What you are asked to do →
Reproduce each record below exactly as written.

* START Given data *

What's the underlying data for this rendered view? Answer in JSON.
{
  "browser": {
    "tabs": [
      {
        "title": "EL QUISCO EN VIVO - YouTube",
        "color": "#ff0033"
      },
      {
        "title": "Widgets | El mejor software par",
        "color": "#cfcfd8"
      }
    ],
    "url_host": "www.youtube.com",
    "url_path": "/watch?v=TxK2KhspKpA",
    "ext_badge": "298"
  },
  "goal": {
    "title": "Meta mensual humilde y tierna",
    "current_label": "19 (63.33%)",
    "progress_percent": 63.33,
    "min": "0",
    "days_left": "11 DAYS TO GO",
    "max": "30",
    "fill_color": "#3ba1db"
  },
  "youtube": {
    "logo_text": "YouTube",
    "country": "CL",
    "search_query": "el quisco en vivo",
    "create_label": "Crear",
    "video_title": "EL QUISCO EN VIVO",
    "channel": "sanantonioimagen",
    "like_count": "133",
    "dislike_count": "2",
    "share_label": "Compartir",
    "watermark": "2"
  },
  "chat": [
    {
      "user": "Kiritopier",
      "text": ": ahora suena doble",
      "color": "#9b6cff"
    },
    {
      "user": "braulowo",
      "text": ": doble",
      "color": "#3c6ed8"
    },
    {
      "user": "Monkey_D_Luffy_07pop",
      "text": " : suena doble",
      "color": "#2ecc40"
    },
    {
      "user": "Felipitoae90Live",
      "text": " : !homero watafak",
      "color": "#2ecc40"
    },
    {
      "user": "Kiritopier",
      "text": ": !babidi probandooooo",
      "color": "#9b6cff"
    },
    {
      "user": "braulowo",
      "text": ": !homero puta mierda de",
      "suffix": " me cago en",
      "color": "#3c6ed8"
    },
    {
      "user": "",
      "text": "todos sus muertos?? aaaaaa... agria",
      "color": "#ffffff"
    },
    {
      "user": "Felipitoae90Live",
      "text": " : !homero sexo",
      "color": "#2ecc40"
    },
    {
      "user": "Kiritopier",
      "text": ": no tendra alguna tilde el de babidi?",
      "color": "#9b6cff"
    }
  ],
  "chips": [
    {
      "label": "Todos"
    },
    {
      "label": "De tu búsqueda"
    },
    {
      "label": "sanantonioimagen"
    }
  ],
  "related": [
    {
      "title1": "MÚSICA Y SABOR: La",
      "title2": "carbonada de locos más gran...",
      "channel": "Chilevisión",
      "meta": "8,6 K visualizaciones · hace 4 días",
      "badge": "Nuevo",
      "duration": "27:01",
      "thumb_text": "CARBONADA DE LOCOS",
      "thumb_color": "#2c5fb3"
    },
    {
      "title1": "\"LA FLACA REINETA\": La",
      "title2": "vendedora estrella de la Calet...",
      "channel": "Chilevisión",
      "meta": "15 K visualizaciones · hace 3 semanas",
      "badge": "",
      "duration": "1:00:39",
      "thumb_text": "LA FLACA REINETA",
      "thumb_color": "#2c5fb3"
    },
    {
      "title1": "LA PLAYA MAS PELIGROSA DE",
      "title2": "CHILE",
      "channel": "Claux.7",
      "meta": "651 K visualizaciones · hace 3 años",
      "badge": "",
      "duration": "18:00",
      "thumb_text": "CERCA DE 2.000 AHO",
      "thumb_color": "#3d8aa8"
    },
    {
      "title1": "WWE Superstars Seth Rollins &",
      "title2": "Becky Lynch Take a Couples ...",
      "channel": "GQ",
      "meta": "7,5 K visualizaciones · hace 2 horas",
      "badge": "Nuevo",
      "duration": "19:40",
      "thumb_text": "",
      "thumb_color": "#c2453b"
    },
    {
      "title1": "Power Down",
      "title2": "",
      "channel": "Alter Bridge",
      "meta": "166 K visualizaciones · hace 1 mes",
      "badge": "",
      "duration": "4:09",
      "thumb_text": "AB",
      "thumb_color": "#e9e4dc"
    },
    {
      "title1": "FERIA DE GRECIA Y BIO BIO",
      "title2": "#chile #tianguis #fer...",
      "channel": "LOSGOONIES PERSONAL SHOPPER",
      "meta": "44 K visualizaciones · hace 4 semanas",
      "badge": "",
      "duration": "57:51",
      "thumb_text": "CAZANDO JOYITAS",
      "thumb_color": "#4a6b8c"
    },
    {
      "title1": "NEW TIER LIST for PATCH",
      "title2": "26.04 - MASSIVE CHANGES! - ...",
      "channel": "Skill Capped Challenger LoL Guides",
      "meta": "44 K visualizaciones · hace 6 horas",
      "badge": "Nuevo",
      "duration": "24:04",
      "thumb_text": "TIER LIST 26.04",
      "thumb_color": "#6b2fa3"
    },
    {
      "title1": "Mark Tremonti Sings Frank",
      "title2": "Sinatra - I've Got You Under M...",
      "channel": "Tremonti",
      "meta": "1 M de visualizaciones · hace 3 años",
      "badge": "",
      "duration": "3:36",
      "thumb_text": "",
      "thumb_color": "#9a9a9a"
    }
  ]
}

* END Given data *

Task answer →
What's the underlying data for this rendered view? Answer in JSON.
{
  "browser": {
    "tabs": [
      {
        "title": "EL QUISCO EN VIVO - YouTube",
        "color": "#ff0033"
      },
      {
        "title": "Widgets | El mejor software par",
        "color": "#cfcfd8"
      }
    ],
    "url_host": "www.youtube.com",
    "url_path": "/watch?v=TxK2KhspKpA",
    "ext_badge": "298"
  },
  "goal": {
    "title": "Meta mensual humilde y tierna",
    "current_label": "19 (63.33%)",
    "progress_percent": 63.33,
    "min": "0",
    "days_left": "11 DAYS TO GO",
    "max": "30",
    "fill_color": "#3ba1db"
  },
  "youtube": {
    "logo_text": "YouTube",
    "country": "CL",
    "search_query": "el quisco en vivo",
    "create_label": "Crear",
    "video_title": "EL QUISCO EN VIVO",
    "channel": "sanantonioimagen",
    "like_count": "133",
    "dislike_count": "2",
    "share_label": "Compartir",
    "watermark": "2"
  },
  "chat": [
    {
      "user": "Kiritopier",
      "text": ": ahora suena doble",
      "color": "#9b6cff"
    },
    {
      "user": "braulowo",
      "text": ": doble",
      "color": "#3c6ed8"
    },
    {
      "user": "Monkey_D_Luffy_07pop",
      "text": " : suena doble",
      "color": "#2ecc40"
    },
    {
      "user": "Felipitoae90Live",
      "text": " : !homero watafak",
      "color": "#2ecc40"
    },
    {
      "user": "Kiritopier",
      "text": ": !babidi probandooooo",
      "color": "#9b6cff"
    },
    {
      "user": "braulowo",
      "text": ": !homero puta mierda de",
      "suffix": " me cago en",
      "color": "#3c6ed8"
    },
    {
      "user": "",
      "text": "todos sus muertos?? aaaaaa... agria",
      "color": "#ffffff"
    },
    {
      "user": "Felipitoae90Live",
      "text": " : !homero sexo",
      "color": "#2ecc40"
    },
    {
      "user": "Kiritopier",
      "text": ": no tendra alguna tilde el de babidi?",
      "color": "#9b6cff"
    }
  ],
  "chips": [
    {
      "label": "Todos"
    },
    {
      "label": "De tu búsqueda"
    },
    {
      "label": "sanantonioimagen"
    }
  ],
  "related": [
    {
      "title1": "MÚSICA Y SABOR: La",
      "title2": "carbonada de locos más gran...",
      "channel": "Chilevisión",
      "meta": "8,6 K visualizaciones · hace 4 días",
      "badge": "Nuevo",
      "duration": "27:01",
      "thumb_text": "CARBONADA DE LOCOS",
      "thumb_color": "#2c5fb3"
    },
    {
      "title1": "\"LA FLACA REINETA\": La",
      "title2": "vendedora estrella de la Calet...",
      "channel": "Chilevisión",
      "meta": "15 K visualizaciones · hace 3 semanas",
      "badge": "",
      "duration": "1:00:39",
      "thumb_text": "LA FLACA REINETA",
      "thumb_color": "#2c5fb3"
    },
    {
      "title1": "LA PLAYA MAS PELIGROSA DE",
      "title2": "CHILE",
      "channel": "Claux.7",
      "meta": "651 K visualizaciones · hace 3 años",
      "badge": "",
      "duration": "18:00",
      "thumb_text": "CERCA DE 2.000 AHO",
      "thumb_color": "#3d8aa8"
    },
    {
      "title1": "WWE Superstars Seth Rollins &",
      "title2": "Becky Lynch Take a Couples ...",
      "channel": "GQ",
      "meta": "7,5 K visualizaciones · hace 2 horas",
      "badge": "Nuevo",
      "duration": "19:40",
      "thumb_text": "",
      "thumb_color": "#c2453b"
    },
    {
      "title1": "Power Down",
      "title2": "",
      "channel": "Alter Bridge",
      "meta": "166 K visualizaciones · hace 1 mes",
      "badge": "",
      "duration": "4:09",
      "thumb_text": "AB",
      "thumb_color": "#e9e4dc"
    },
    {
      "title1": "FERIA DE GRECIA Y BIO BIO",
      "title2": "#chile #tianguis #fer...",
      "channel": "LOSGOONIES PERSONAL SHOPPER",
      "meta": "44 K visualizaciones · hace 4 semanas",
      "badge": "",
      "duration": "57:51",
      "thumb_text": "CAZANDO JOYITAS",
      "thumb_color": "#4a6b8c"
    },
    {
      "title1": "NEW TIER LIST for PATCH",
      "title2": "26.04 - MASSIVE CHANGES! - ...",
      "channel": "Skill Capped Challenger LoL Guides",
      "meta": "44 K visualizaciones · hace 6 horas",
      "badge": "Nuevo",
      "duration": "24:04",
      "thumb_text": "TIER LIST 26.04",
      "thumb_color": "#6b2fa3"
    },
    {
      "title1": "Mark Tremonti Sings Frank",
      "title2": "Sinatra - I've Got You Under M...",
      "channel": "Tremonti",
      "meta": "1 M de visualizaciones · hace 3 años",
      "badge": "",
      "duration": "3:36",
      "thumb_text": "",
      "thumb_color": "#9a9a9a"
    }
  ]
}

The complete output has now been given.